• [Exercise materials]:
:::

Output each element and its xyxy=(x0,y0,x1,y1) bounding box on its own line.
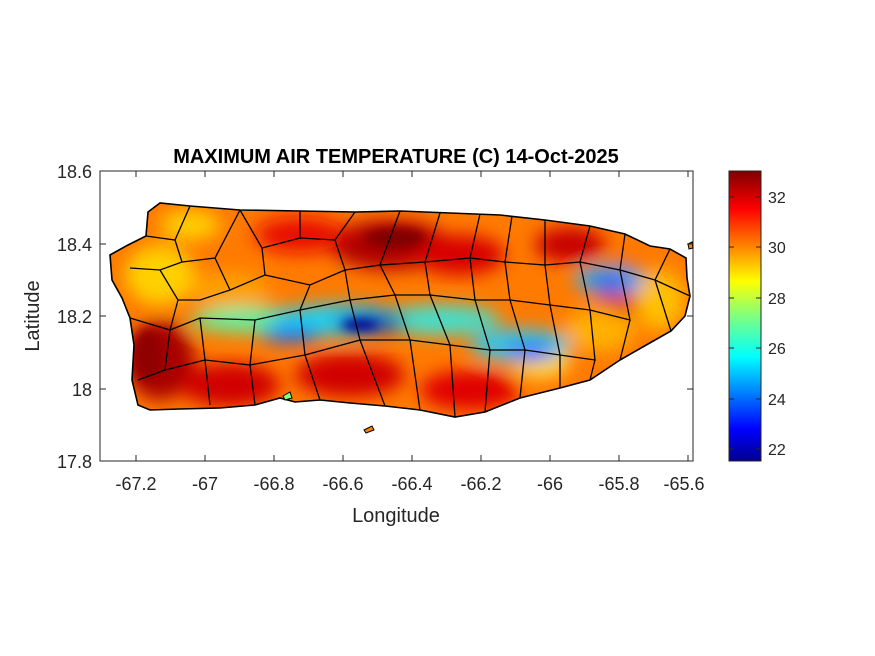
y-axis-label: Latitude xyxy=(22,280,44,351)
x-tick-label: -66.2 xyxy=(460,474,501,494)
colorbar-tick-label: 30 xyxy=(768,240,786,257)
y-tick-label: 17.8 xyxy=(57,452,92,472)
colorbar-tick-label: 32 xyxy=(768,190,786,207)
x-axis-label: Longitude xyxy=(352,505,440,527)
x-tick-label: -67.2 xyxy=(115,474,156,494)
y-tick-label: 18.4 xyxy=(57,235,92,255)
chart-title: MAXIMUM AIR TEMPERATURE (C) 14-Oct-2025 xyxy=(173,146,619,168)
y-axis: 18.6 18.4 18.2 18 17.8 Latitude xyxy=(22,162,693,472)
x-tick-label: -66.4 xyxy=(391,474,432,494)
x-tick-label: -66.8 xyxy=(253,474,294,494)
x-tick-label: -67 xyxy=(192,474,218,494)
colorbar-tick-label: 22 xyxy=(768,442,786,459)
colorbar: 32 30 28 26 24 22 xyxy=(728,170,786,462)
small-islands xyxy=(282,241,694,434)
x-axis: -67.2 -67 -66.8 -66.6 -66.4 -66.2 -66 -6… xyxy=(115,171,705,527)
x-tick-label: -65.8 xyxy=(598,474,639,494)
colorbar-gradient xyxy=(728,170,762,462)
colorbar-tick-label: 26 xyxy=(768,341,786,358)
y-tick-label: 18.2 xyxy=(57,307,92,327)
municipality-boundaries xyxy=(109,202,691,418)
x-tick-label: -66 xyxy=(537,474,563,494)
y-tick-label: 18.6 xyxy=(57,162,92,182)
colorbar-tick-label: 28 xyxy=(768,291,786,308)
y-tick-label: 18 xyxy=(72,380,92,400)
x-tick-label: -66.6 xyxy=(322,474,363,494)
colorbar-tick-label: 24 xyxy=(768,392,786,409)
x-tick-label: -65.6 xyxy=(663,474,704,494)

:::

Copy every line of the items above word for word, leaving out the pictures.

• [Response for this exercise]:
Output each element and its xyxy=(x0,y0,x1,y1) bounding box on its own line.
y-axis-label: Latitude xyxy=(22,280,44,351)
x-tick-label: -66.2 xyxy=(460,474,501,494)
colorbar-tick-label: 30 xyxy=(768,240,786,257)
y-tick-label: 17.8 xyxy=(57,452,92,472)
colorbar-tick-label: 32 xyxy=(768,190,786,207)
x-axis-label: Longitude xyxy=(352,505,440,527)
x-tick-label: -67.2 xyxy=(115,474,156,494)
y-tick-label: 18.4 xyxy=(57,235,92,255)
chart-title: MAXIMUM AIR TEMPERATURE (C) 14-Oct-2025 xyxy=(173,146,619,168)
y-axis: 18.6 18.4 18.2 18 17.8 Latitude xyxy=(22,162,693,472)
x-tick-label: -66.4 xyxy=(391,474,432,494)
x-tick-label: -66.8 xyxy=(253,474,294,494)
x-tick-label: -67 xyxy=(192,474,218,494)
colorbar-tick-label: 22 xyxy=(768,442,786,459)
colorbar: 32 30 28 26 24 22 xyxy=(728,170,786,462)
small-islands xyxy=(282,241,694,434)
x-axis: -67.2 -67 -66.8 -66.6 -66.4 -66.2 -66 -6… xyxy=(115,171,705,527)
x-tick-label: -65.8 xyxy=(598,474,639,494)
colorbar-gradient xyxy=(728,170,762,462)
colorbar-tick-label: 26 xyxy=(768,341,786,358)
y-tick-label: 18.2 xyxy=(57,307,92,327)
municipality-boundaries xyxy=(109,202,691,418)
x-tick-label: -66 xyxy=(537,474,563,494)
y-tick-label: 18.6 xyxy=(57,162,92,182)
colorbar-tick-label: 28 xyxy=(768,291,786,308)
y-tick-label: 18 xyxy=(72,380,92,400)
x-tick-label: -66.6 xyxy=(322,474,363,494)
colorbar-tick-label: 24 xyxy=(768,392,786,409)
x-tick-label: -65.6 xyxy=(663,474,704,494)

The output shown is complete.